• _THE TASK_:
Copy out all of the material exactly as presented.

Saved entries
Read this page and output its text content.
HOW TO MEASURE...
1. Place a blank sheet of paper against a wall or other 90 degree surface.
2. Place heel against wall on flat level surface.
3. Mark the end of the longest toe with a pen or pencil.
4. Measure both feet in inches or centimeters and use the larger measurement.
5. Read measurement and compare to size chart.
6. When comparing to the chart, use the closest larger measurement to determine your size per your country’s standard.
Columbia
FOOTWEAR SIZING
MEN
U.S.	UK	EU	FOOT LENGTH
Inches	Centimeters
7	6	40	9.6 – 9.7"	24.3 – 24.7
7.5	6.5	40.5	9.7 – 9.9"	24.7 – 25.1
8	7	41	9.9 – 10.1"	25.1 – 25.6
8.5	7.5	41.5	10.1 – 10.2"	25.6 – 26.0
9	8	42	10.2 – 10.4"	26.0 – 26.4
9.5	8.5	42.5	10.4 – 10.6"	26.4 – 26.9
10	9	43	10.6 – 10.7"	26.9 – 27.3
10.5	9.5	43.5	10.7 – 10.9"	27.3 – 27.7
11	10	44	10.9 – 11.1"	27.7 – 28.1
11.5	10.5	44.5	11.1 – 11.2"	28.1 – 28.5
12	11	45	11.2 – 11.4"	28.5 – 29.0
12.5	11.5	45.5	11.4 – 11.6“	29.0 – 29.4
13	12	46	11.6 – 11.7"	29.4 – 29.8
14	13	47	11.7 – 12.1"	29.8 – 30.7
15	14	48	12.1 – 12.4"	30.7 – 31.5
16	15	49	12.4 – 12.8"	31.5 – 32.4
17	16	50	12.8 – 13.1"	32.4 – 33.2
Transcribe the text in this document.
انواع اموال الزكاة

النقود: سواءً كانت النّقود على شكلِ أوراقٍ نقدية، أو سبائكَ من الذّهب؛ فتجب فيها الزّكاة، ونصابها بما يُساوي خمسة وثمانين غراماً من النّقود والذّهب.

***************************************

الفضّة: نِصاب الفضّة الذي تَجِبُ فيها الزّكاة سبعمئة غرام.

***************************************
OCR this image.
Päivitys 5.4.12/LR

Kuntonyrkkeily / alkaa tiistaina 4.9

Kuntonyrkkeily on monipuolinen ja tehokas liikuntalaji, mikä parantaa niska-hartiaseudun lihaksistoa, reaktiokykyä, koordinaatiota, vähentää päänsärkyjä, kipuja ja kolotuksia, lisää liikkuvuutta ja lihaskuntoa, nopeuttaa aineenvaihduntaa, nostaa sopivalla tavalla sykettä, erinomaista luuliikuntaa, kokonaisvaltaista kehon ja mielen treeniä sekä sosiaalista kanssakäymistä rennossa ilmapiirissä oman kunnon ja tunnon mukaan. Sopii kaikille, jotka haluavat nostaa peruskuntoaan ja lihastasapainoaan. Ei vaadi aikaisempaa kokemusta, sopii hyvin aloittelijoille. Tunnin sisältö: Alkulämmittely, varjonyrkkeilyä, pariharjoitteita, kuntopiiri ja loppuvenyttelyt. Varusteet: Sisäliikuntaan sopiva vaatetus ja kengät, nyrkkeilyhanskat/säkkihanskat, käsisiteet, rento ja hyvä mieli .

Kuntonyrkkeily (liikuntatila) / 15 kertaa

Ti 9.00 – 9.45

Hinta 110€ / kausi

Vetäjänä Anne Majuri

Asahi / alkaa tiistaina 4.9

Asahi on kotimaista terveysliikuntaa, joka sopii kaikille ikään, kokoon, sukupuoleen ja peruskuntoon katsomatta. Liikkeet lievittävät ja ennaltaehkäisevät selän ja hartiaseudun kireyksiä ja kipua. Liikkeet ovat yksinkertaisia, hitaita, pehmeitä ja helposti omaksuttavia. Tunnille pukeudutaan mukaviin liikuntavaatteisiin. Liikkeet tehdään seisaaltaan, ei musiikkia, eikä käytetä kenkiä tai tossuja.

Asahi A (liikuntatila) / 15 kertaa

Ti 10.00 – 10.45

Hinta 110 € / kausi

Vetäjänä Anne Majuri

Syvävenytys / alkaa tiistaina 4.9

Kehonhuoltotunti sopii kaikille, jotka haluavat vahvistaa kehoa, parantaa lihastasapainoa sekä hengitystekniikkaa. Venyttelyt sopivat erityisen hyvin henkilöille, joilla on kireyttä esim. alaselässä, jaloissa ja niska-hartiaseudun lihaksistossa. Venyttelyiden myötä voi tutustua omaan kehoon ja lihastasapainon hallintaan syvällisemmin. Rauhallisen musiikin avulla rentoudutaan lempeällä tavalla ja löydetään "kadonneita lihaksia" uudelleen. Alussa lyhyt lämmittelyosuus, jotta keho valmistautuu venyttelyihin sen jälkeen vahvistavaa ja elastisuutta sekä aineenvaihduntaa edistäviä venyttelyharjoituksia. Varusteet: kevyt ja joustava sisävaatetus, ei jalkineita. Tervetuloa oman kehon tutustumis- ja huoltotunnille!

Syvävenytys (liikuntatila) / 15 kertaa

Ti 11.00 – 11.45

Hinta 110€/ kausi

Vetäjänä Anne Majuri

• _WRITTEN RESPONSE_:
Read this page and output its text content.
HOW TO MEASURE...
1. Place a blank sheet of paper against a wall or other 90 degree surface.
2. Place heel against wall on flat level surface.
3. Mark the end of the longest toe with a pen or pencil.
4. Measure both feet in inches or centimeters and use the larger measurement.
5. Read measurement and compare to size chart.
6. When comparing to the chart, use the closest larger measurement to determine your size per your country’s standard.
Columbia
FOOTWEAR SIZING
MEN
U.S.	UK	EU	FOOT LENGTH
Inches	Centimeters
7	6	40	9.6 – 9.7"	24.3 – 24.7
7.5	6.5	40.5	9.7 – 9.9"	24.7 – 25.1
8	7	41	9.9 – 10.1"	25.1 – 25.6
8.5	7.5	41.5	10.1 – 10.2"	25.6 – 26.0
9	8	42	10.2 – 10.4"	26.0 – 26.4
9.5	8.5	42.5	10.4 – 10.6"	26.4 – 26.9
10	9	43	10.6 – 10.7"	26.9 – 27.3
10.5	9.5	43.5	10.7 – 10.9"	27.3 – 27.7
11	10	44	10.9 – 11.1"	27.7 – 28.1
11.5	10.5	44.5	11.1 – 11.2"	28.1 – 28.5
12	11	45	11.2 – 11.4"	28.5 – 29.0
12.5	11.5	45.5	11.4 – 11.6“	29.0 – 29.4
13	12	46	11.6 – 11.7"	29.4 – 29.8
14	13	47	11.7 – 12.1"	29.8 – 30.7
15	14	48	12.1 – 12.4"	30.7 – 31.5
16	15	49	12.4 – 12.8"	31.5 – 32.4
17	16	50	12.8 – 13.1"	32.4 – 33.2
Transcribe the text in this document.
انواع اموال الزكاة

النقود: سواءً كانت النّقود على شكلِ أوراقٍ نقدية، أو سبائكَ من الذّهب؛ فتجب فيها الزّكاة، ونصابها بما يُساوي خمسة وثمانين غراماً من النّقود والذّهب.

***************************************

الفضّة: نِصاب الفضّة الذي تَجِبُ فيها الزّكاة سبعمئة غرام.

***************************************
OCR this image.
Päivitys 5.4.12/LR

Kuntonyrkkeily / alkaa tiistaina 4.9

Kuntonyrkkeily on monipuolinen ja tehokas liikuntalaji, mikä parantaa niska-hartiaseudun lihaksistoa, reaktiokykyä, koordinaatiota, vähentää päänsärkyjä, kipuja ja kolotuksia, lisää liikkuvuutta ja lihaskuntoa, nopeuttaa aineenvaihduntaa, nostaa sopivalla tavalla sykettä, erinomaista luuliikuntaa, kokonaisvaltaista kehon ja mielen treeniä sekä sosiaalista kanssakäymistä rennossa ilmapiirissä oman kunnon ja tunnon mukaan. Sopii kaikille, jotka haluavat nostaa peruskuntoaan ja lihastasapainoaan. Ei vaadi aikaisempaa kokemusta, sopii hyvin aloittelijoille. Tunnin sisältö: Alkulämmittely, varjonyrkkeilyä, pariharjoitteita, kuntopiiri ja loppuvenyttelyt. Varusteet: Sisäliikuntaan sopiva vaatetus ja kengät, nyrkkeilyhanskat/säkkihanskat, käsisiteet, rento ja hyvä mieli .

Kuntonyrkkeily (liikuntatila) / 15 kertaa

Ti 9.00 – 9.45

Hinta 110€ / kausi

Vetäjänä Anne Majuri

Asahi / alkaa tiistaina 4.9

Asahi on kotimaista terveysliikuntaa, joka sopii kaikille ikään, kokoon, sukupuoleen ja peruskuntoon katsomatta. Liikkeet lievittävät ja ennaltaehkäisevät selän ja hartiaseudun kireyksiä ja kipua. Liikkeet ovat yksinkertaisia, hitaita, pehmeitä ja helposti omaksuttavia. Tunnille pukeudutaan mukaviin liikuntavaatteisiin. Liikkeet tehdään seisaaltaan, ei musiikkia, eikä käytetä kenkiä tai tossuja.

Asahi A (liikuntatila) / 15 kertaa

Ti 10.00 – 10.45

Hinta 110 € / kausi

Vetäjänä Anne Majuri

Syvävenytys / alkaa tiistaina 4.9

Kehonhuoltotunti sopii kaikille, jotka haluavat vahvistaa kehoa, parantaa lihastasapainoa sekä hengitystekniikkaa. Venyttelyt sopivat erityisen hyvin henkilöille, joilla on kireyttä esim. alaselässä, jaloissa ja niska-hartiaseudun lihaksistossa. Venyttelyiden myötä voi tutustua omaan kehoon ja lihastasapainon hallintaan syvällisemmin. Rauhallisen musiikin avulla rentoudutaan lempeällä tavalla ja löydetään "kadonneita lihaksia" uudelleen. Alussa lyhyt lämmittelyosuus, jotta keho valmistautuu venyttelyihin sen jälkeen vahvistavaa ja elastisuutta sekä aineenvaihduntaa edistäviä venyttelyharjoituksia. Varusteet: kevyt ja joustava sisävaatetus, ei jalkineita. Tervetuloa oman kehon tutustumis- ja huoltotunnille!

Syvävenytys (liikuntatila) / 15 kertaa

Ti 11.00 – 11.45

Hinta 110€/ kausi

Vetäjänä Anne Majuri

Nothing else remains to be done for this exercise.